Problem — Rewrite the records below, changing "bounding boxes" to "enclosing boxes" and leaving everything else unchanged. Omit the pictures from your answer.

● ● ● ● ● ● ●

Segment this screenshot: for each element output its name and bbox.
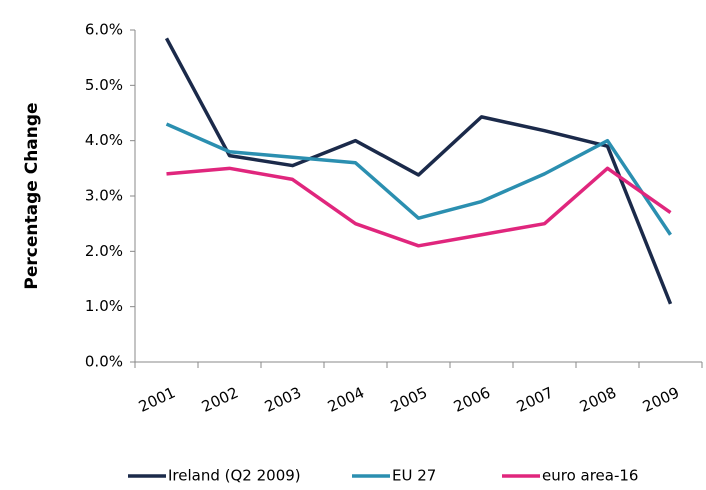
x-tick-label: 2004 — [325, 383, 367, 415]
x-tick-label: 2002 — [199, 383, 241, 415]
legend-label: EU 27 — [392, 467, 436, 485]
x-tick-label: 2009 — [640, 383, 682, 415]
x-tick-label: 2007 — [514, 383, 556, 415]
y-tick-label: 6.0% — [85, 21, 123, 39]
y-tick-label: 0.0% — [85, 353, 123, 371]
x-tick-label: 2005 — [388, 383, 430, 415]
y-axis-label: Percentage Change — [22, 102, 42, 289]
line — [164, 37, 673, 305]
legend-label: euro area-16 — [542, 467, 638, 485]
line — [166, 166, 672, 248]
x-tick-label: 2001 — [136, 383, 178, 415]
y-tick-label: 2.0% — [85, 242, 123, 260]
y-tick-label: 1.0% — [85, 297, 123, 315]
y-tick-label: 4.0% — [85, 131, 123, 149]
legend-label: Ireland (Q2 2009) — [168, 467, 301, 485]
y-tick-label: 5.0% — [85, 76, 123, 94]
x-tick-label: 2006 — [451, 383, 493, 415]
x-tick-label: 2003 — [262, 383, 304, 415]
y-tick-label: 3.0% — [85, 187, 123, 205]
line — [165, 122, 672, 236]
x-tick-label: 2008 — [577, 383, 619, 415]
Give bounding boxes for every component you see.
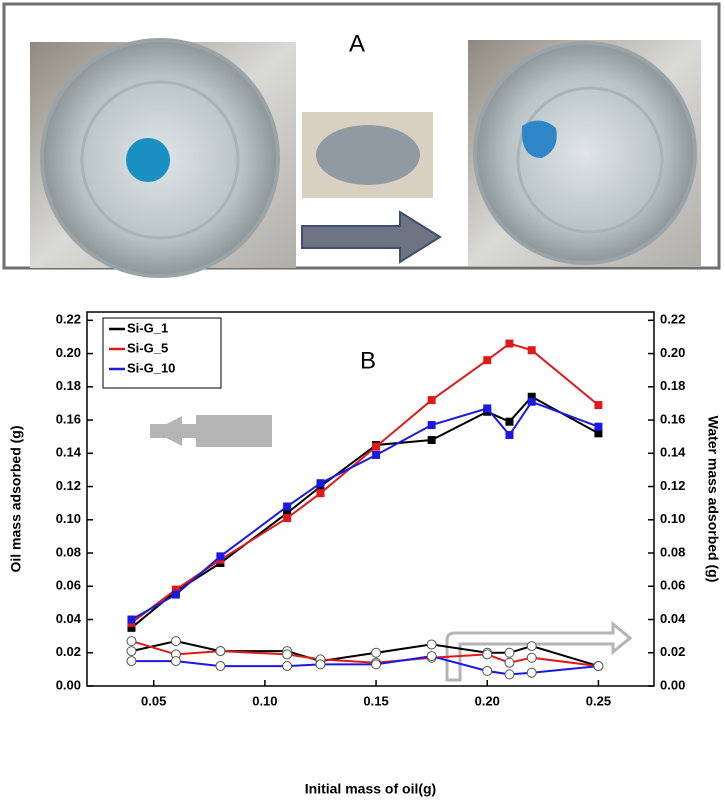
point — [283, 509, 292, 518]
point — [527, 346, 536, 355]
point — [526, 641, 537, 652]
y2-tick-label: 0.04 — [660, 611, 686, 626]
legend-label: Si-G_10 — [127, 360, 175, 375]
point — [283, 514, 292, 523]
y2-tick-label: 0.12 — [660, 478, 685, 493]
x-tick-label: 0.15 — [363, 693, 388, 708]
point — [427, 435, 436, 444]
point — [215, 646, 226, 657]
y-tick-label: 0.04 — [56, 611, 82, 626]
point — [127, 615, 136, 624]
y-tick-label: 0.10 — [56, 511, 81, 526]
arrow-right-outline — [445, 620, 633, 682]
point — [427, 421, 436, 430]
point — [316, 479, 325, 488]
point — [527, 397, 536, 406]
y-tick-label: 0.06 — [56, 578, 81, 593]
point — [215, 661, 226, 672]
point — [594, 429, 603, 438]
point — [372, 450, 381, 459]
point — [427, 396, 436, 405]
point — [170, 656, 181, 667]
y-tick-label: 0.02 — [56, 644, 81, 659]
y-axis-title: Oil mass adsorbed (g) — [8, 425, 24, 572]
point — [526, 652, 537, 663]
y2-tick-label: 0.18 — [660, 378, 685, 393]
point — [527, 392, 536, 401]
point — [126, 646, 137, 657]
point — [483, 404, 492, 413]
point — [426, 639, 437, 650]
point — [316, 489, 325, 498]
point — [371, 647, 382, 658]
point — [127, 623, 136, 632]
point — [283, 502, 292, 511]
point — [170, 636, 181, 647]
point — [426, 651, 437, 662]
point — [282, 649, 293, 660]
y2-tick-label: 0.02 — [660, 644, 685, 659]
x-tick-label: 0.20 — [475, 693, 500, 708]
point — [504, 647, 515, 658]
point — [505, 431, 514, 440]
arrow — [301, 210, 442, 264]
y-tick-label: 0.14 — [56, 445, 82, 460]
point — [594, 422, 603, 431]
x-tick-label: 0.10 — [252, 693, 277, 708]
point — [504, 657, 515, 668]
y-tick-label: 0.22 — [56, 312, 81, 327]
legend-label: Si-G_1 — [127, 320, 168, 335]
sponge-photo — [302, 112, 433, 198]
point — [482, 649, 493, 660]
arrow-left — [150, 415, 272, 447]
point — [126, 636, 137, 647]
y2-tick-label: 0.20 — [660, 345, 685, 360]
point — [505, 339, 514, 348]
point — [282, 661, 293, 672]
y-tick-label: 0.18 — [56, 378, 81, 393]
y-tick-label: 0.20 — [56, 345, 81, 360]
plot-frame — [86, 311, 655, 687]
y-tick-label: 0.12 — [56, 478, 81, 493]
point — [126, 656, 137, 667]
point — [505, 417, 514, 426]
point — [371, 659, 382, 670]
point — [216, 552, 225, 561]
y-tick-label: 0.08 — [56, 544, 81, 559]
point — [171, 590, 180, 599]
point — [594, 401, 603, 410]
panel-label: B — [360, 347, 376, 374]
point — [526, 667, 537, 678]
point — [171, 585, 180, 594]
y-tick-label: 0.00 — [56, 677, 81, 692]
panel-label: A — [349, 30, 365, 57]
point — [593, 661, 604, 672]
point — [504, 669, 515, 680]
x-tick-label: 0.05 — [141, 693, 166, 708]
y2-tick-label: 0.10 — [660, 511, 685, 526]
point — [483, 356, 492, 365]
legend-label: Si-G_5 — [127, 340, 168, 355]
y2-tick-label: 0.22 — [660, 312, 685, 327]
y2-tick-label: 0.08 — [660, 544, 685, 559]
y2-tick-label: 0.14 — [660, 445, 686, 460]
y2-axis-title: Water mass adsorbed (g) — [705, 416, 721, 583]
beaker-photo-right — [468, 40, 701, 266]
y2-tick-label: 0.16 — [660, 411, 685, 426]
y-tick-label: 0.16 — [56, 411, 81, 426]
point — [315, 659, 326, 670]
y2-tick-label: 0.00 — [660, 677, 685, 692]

● ● ● ● ● ● ●

Completed exercise —
Segment this screenshot: for each element output its name and bbox.
x-tick-label: 2004 — [325, 383, 367, 415]
x-tick-label: 2002 — [199, 383, 241, 415]
legend-label: EU 27 — [392, 467, 436, 485]
x-tick-label: 2009 — [640, 383, 682, 415]
x-tick-label: 2007 — [514, 383, 556, 415]
y-tick-label: 6.0% — [85, 21, 123, 39]
y-tick-label: 0.0% — [85, 353, 123, 371]
x-tick-label: 2005 — [388, 383, 430, 415]
y-axis-label: Percentage Change — [22, 102, 42, 289]
line — [164, 37, 673, 305]
legend-label: euro area-16 — [542, 467, 638, 485]
line — [166, 166, 672, 248]
x-tick-label: 2001 — [136, 383, 178, 415]
y-tick-label: 2.0% — [85, 242, 123, 260]
y-tick-label: 1.0% — [85, 297, 123, 315]
y-tick-label: 4.0% — [85, 131, 123, 149]
legend-label: Ireland (Q2 2009) — [168, 467, 301, 485]
y-tick-label: 5.0% — [85, 76, 123, 94]
x-tick-label: 2006 — [451, 383, 493, 415]
x-tick-label: 2003 — [262, 383, 304, 415]
y-tick-label: 3.0% — [85, 187, 123, 205]
line — [165, 122, 672, 236]
x-tick-label: 2008 — [577, 383, 619, 415]
Give enclosing boxes for every component you see.
point — [283, 509, 292, 518]
point — [527, 346, 536, 355]
point — [526, 641, 537, 652]
y2-tick-label: 0.04 — [660, 611, 686, 626]
legend-label: Si-G_10 — [127, 360, 175, 375]
point — [283, 514, 292, 523]
y2-tick-label: 0.12 — [660, 478, 685, 493]
x-tick-label: 0.15 — [363, 693, 388, 708]
point — [427, 435, 436, 444]
point — [215, 646, 226, 657]
y-tick-label: 0.04 — [56, 611, 82, 626]
point — [127, 615, 136, 624]
y-tick-label: 0.10 — [56, 511, 81, 526]
arrow-right-outline — [445, 620, 633, 682]
point — [427, 421, 436, 430]
point — [316, 479, 325, 488]
point — [527, 397, 536, 406]
y-tick-label: 0.06 — [56, 578, 81, 593]
point — [215, 661, 226, 672]
point — [594, 429, 603, 438]
point — [372, 450, 381, 459]
point — [427, 396, 436, 405]
point — [170, 656, 181, 667]
y-tick-label: 0.02 — [56, 644, 81, 659]
y-axis-title: Oil mass adsorbed (g) — [8, 425, 24, 572]
point — [526, 652, 537, 663]
y2-tick-label: 0.18 — [660, 378, 685, 393]
point — [527, 392, 536, 401]
point — [126, 646, 137, 657]
point — [483, 404, 492, 413]
point — [426, 639, 437, 650]
point — [316, 489, 325, 498]
point — [371, 647, 382, 658]
point — [127, 623, 136, 632]
point — [283, 502, 292, 511]
point — [170, 636, 181, 647]
point — [426, 651, 437, 662]
point — [282, 649, 293, 660]
y2-tick-label: 0.02 — [660, 644, 685, 659]
x-tick-label: 0.20 — [475, 693, 500, 708]
point — [504, 647, 515, 658]
point — [505, 431, 514, 440]
arrow — [301, 210, 442, 264]
y-tick-label: 0.14 — [56, 445, 82, 460]
point — [594, 422, 603, 431]
x-tick-label: 0.10 — [252, 693, 277, 708]
point — [504, 657, 515, 668]
y-tick-label: 0.22 — [56, 312, 81, 327]
legend-label: Si-G_1 — [127, 320, 168, 335]
sponge-photo — [302, 112, 433, 198]
point — [482, 649, 493, 660]
arrow-left — [150, 415, 272, 447]
point — [126, 636, 137, 647]
y2-tick-label: 0.20 — [660, 345, 685, 360]
point — [505, 339, 514, 348]
point — [282, 661, 293, 672]
y-tick-label: 0.18 — [56, 378, 81, 393]
y-tick-label: 0.20 — [56, 345, 81, 360]
plot-frame — [86, 311, 655, 687]
y-tick-label: 0.12 — [56, 478, 81, 493]
point — [126, 656, 137, 667]
point — [505, 417, 514, 426]
point — [371, 659, 382, 670]
point — [216, 552, 225, 561]
y-tick-label: 0.08 — [56, 544, 81, 559]
point — [171, 590, 180, 599]
point — [594, 401, 603, 410]
panel-label: B — [360, 347, 376, 374]
point — [526, 667, 537, 678]
point — [171, 585, 180, 594]
y-tick-label: 0.00 — [56, 677, 81, 692]
panel-label: A — [349, 30, 365, 57]
point — [593, 661, 604, 672]
point — [504, 669, 515, 680]
x-tick-label: 0.05 — [141, 693, 166, 708]
y2-tick-label: 0.10 — [660, 511, 685, 526]
point — [483, 356, 492, 365]
legend-label: Si-G_5 — [127, 340, 168, 355]
y2-tick-label: 0.22 — [660, 312, 685, 327]
y2-tick-label: 0.08 — [660, 544, 685, 559]
y2-tick-label: 0.14 — [660, 445, 686, 460]
y2-axis-title: Water mass adsorbed (g) — [705, 416, 721, 583]
beaker-photo-right — [468, 40, 701, 266]
y2-tick-label: 0.16 — [660, 411, 685, 426]
y-tick-label: 0.16 — [56, 411, 81, 426]
point — [315, 659, 326, 670]
y2-tick-label: 0.00 — [660, 677, 685, 692]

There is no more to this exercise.